» **PROBLEM REQUIREMENTS**: Set down the data below without change, skipping the pictures it holds.

» **AVAILABLE RECORDS**:

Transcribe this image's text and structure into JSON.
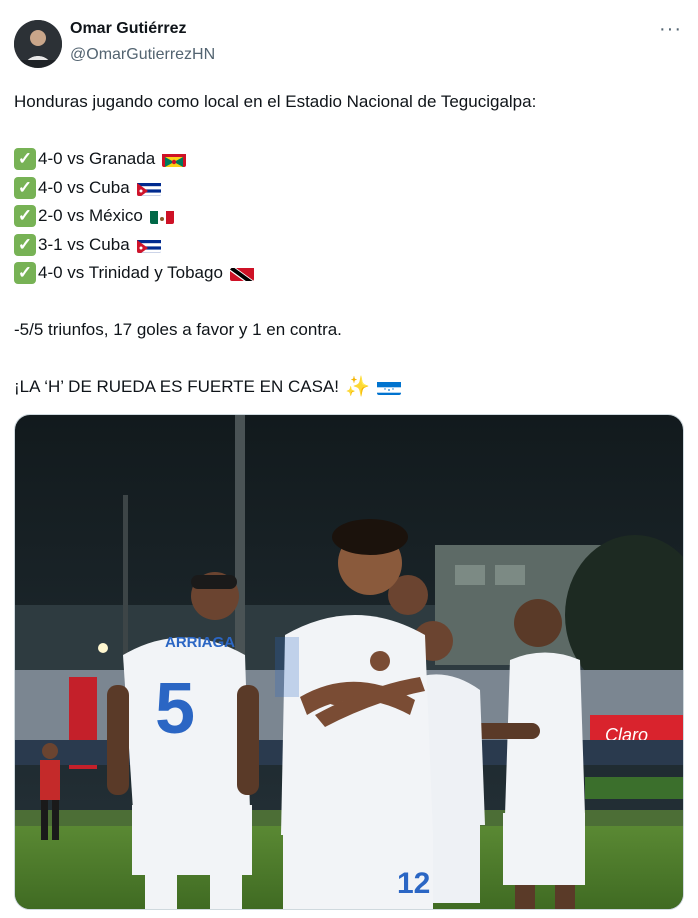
{
  "author": {
    "name": "Omar Gutiérrez",
    "handle": "@OmarGutierrezHN",
    "avatar_icon": "user-avatar-icon"
  },
  "more_icon": "more-options-icon",
  "tweet": {
    "intro": "Honduras jugando como local en el Estadio Nacional de Tegucigalpa:",
    "results": [
      {
        "score": "4-0 vs Granada",
        "flag": "grenada-flag-icon"
      },
      {
        "score": "4-0 vs Cuba",
        "flag": "cuba-flag-icon"
      },
      {
        "score": "2-0 vs México",
        "flag": "mexico-flag-icon"
      },
      {
        "score": "3-1 vs Cuba",
        "flag": "cuba-flag-icon"
      },
      {
        "score": "4-0 vs Trinidad y Tobago",
        "flag": "trinidad-tobago-flag-icon"
      }
    ],
    "summary": "-5/5 triunfos, 17 goles a favor y 1 en contra.",
    "closing": "¡LA ‘H’ DE RUEDA ES FUERTE EN CASA!",
    "check_icon": "check-mark-icon",
    "sparkles_icon": "sparkles-icon",
    "closing_flag": "honduras-flag-icon"
  },
  "photo": {
    "jersey_name": "ARRIAGA",
    "jersey_number_left": "5",
    "jersey_number_center": "12",
    "banner_text": "Claro"
  },
  "colors": {
    "check_green": "#77b255",
    "pitch_green": "#4d7a2c",
    "jersey_white": "#f2f4f7",
    "honduras_blue": "#2b66c4",
    "claro_red": "#d9232d"
  }
}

» **WRITTEN RESPONSE**:
Transcribe this image's text and structure into JSON.
{
  "author": {
    "name": "Omar Gutiérrez",
    "handle": "@OmarGutierrezHN",
    "avatar_icon": "user-avatar-icon"
  },
  "more_icon": "more-options-icon",
  "tweet": {
    "intro": "Honduras jugando como local en el Estadio Nacional de Tegucigalpa:",
    "results": [
      {
        "score": "4-0 vs Granada",
        "flag": "grenada-flag-icon"
      },
      {
        "score": "4-0 vs Cuba",
        "flag": "cuba-flag-icon"
      },
      {
        "score": "2-0 vs México",
        "flag": "mexico-flag-icon"
      },
      {
        "score": "3-1 vs Cuba",
        "flag": "cuba-flag-icon"
      },
      {
        "score": "4-0 vs Trinidad y Tobago",
        "flag": "trinidad-tobago-flag-icon"
      }
    ],
    "summary": "-5/5 triunfos, 17 goles a favor y 1 en contra.",
    "closing": "¡LA ‘H’ DE RUEDA ES FUERTE EN CASA!",
    "check_icon": "check-mark-icon",
    "sparkles_icon": "sparkles-icon",
    "closing_flag": "honduras-flag-icon"
  },
  "photo": {
    "jersey_name": "ARRIAGA",
    "jersey_number_left": "5",
    "jersey_number_center": "12",
    "banner_text": "Claro"
  },
  "colors": {
    "check_green": "#77b255",
    "pitch_green": "#4d7a2c",
    "jersey_white": "#f2f4f7",
    "honduras_blue": "#2b66c4",
    "claro_red": "#d9232d"
  }
}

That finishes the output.